Copie sem alterações a parte do trecho sobre a poluição dos rios da Rússia que vai desde "As fontes e" até "água do continente.", inclusive.

*** Trecho citado ***

Na Região Metropolitana de Moscou, onde vivem perto de 25 milhões de pessoas, existiam cerca de 40 grandes lixões ao redor da mancha urbana. Com o crescimento das cidades ao longo das últimas décadas, muitos desses lixões acabaram sendo envolvidos por bairros residenciais. Nos últimos anos, cerca de 24 desses antigos lixões foram abandonados após atingirem a saturação, mas os problemas foram deixados para trás. São grandes emissões de gases tóxicos, percolação de chorume e outros líquidos “venenosos”, nuvens de material particulado espalhadas pelos ventos, entre outros problemas. 

As fontes e corpos de água que se localizam nas proximidades desses lixões, que já costumam ser o destino de esgotos domésticos, também acabam transformadas em receptoras da maior parte dos efluentes líquidos que emanam desses depósitos de lixo. Combinadas com diversos outros problemas criados por efluentes de indústrias e resíduos carreados por águas pluviais, as águas de muitos rios da Região Metropolitana de Moscou e de outras grandes cidades da Rússia estão se tornando cada vez mais negras com o passar dos anos. 

Toda essa carga de poluentes, mais cedo ou mais tarde, acaba chegando a grandes rios como Volga, o maior rio da Rússia. Com quase 3.700 km de extensão, o Volga é o maior rio da Europa e também o dono da maior bacia hidrográfica – 1,36 milhão de km². Também é o rio com o maior volume de água do continente. 

Cerca de 3.200 km do rio são navegáveis e existem cerca de 900 portos nas suas margens. Em meados do século XX, o Governo Soviético construiu um canal de interligação entre os rios Volga e Don, possibilitando a integração hidroviária dos dois rios e também a navegação entre o Mar Cáspio e o Mar Negro.   

Grande parte da população russa vive em áreas da bacia hidrográfica do rio Volga, que também concentra a maior parte da produção agropecuária e industrial do país. Todo esse conjunto de populações e atividades econômicas transformaram o rio num grande esgoto a céu aberto. Além de comprometer o abastecimento de inúmeras cidades, toda essa poluição ameaça dezenas de espécies de peixes que vivem nas águas da bacia hidrográfica, em especial o esturjão, peixe responsável pela produção do valioso caviar russo

Outra grande fonte de ameaça para os rios da Rússia são as atividades mineradoras, espalhadas por todos os cantos desse grande país, que ocupa uma área duas vezes maior que o Brasil. Ainda se valendo do total descontrole e da política do “vale tudo” dos tempos da antiga URSS – União das Repúblicas Socialistas Soviéticas, tanto as empresas mineradoras quanto as autoridades responsáveis pela fiscalização dessas atividades costumam “deixar barato” para uma infinidade de agressões ambientais.

*** Conjunto de linhas ***

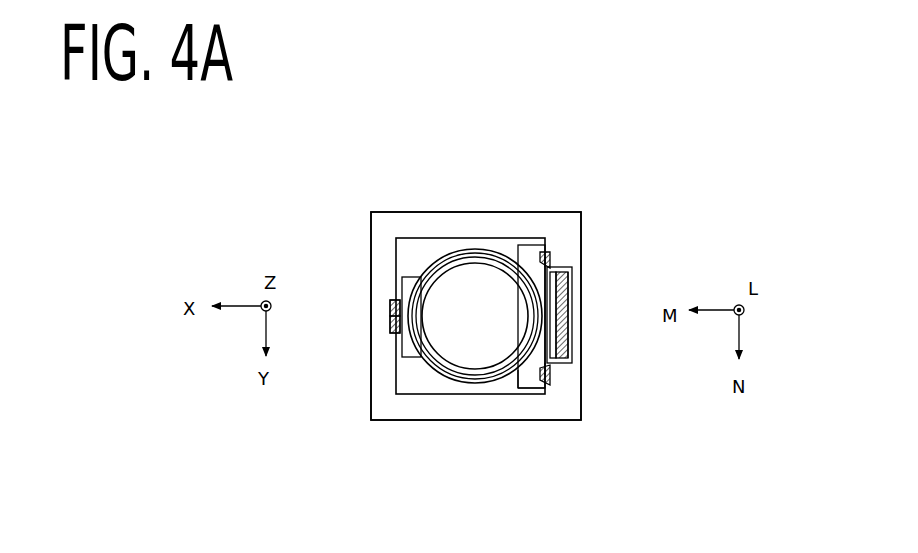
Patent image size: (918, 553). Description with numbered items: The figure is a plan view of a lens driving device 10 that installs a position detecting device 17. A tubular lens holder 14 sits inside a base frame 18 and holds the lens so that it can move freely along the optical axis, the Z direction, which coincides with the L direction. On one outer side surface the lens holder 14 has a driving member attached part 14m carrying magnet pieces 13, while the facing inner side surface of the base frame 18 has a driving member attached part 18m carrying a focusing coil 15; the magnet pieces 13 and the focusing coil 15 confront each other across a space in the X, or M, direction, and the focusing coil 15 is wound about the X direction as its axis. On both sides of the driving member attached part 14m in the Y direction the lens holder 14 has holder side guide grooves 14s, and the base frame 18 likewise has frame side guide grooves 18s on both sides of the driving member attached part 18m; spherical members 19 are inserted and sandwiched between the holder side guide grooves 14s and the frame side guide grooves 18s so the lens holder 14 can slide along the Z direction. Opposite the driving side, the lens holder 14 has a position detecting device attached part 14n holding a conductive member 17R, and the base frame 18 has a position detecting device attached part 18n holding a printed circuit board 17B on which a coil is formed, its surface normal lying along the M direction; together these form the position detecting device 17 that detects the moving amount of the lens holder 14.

The lens driving device 10 is at (320, 197).
The magnet pieces 13 is at (582, 372).
The lens holder 14 is at (452, 380).
The position detecting device attached part 14n is at (411, 277).
The driving member attached part 14m is at (576, 312).
The holder side guide grooves 14s is at (536, 386).
The focusing coil 15 is at (574, 268).
The position detecting device 17 is at (342, 339).
The printed circuit board 17B is at (390, 311).
The conductive member 17R is at (390, 330).
The base frame 18 is at (505, 223).
The frame side guide grooves 18s is at (546, 252).
The position detecting device attached part 18n is at (391, 302).
The driving member attached part 18m is at (577, 297).
The spherical members 19 is at (549, 384).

***

*Resposta da tarefa*:
As fontes e corpos de água que se localizam nas proximidades desses lixões, que já costumam ser o destino de esgotos domésticos, também acabam transformadas em receptoras da maior parte dos efluentes líquidos que emanam desses depósitos de lixo. Combinadas com diversos outros problemas criados por efluentes de indústrias e resíduos carreados por águas pluviais, as águas de muitos rios da Região Metropolitana de Moscou e de outras grandes cidades da Rússia estão se tornando cada vez mais negras com o passar dos anos. 

Toda essa carga de poluentes, mais cedo ou mais tarde, acaba chegando a grandes rios como Volga, o maior rio da Rússia. Com quase 3.700 km de extensão, o Volga é o maior rio da Europa e também o dono da maior bacia hidrográfica – 1,36 milhão de km². Também é o rio com o maior volume de água do continente.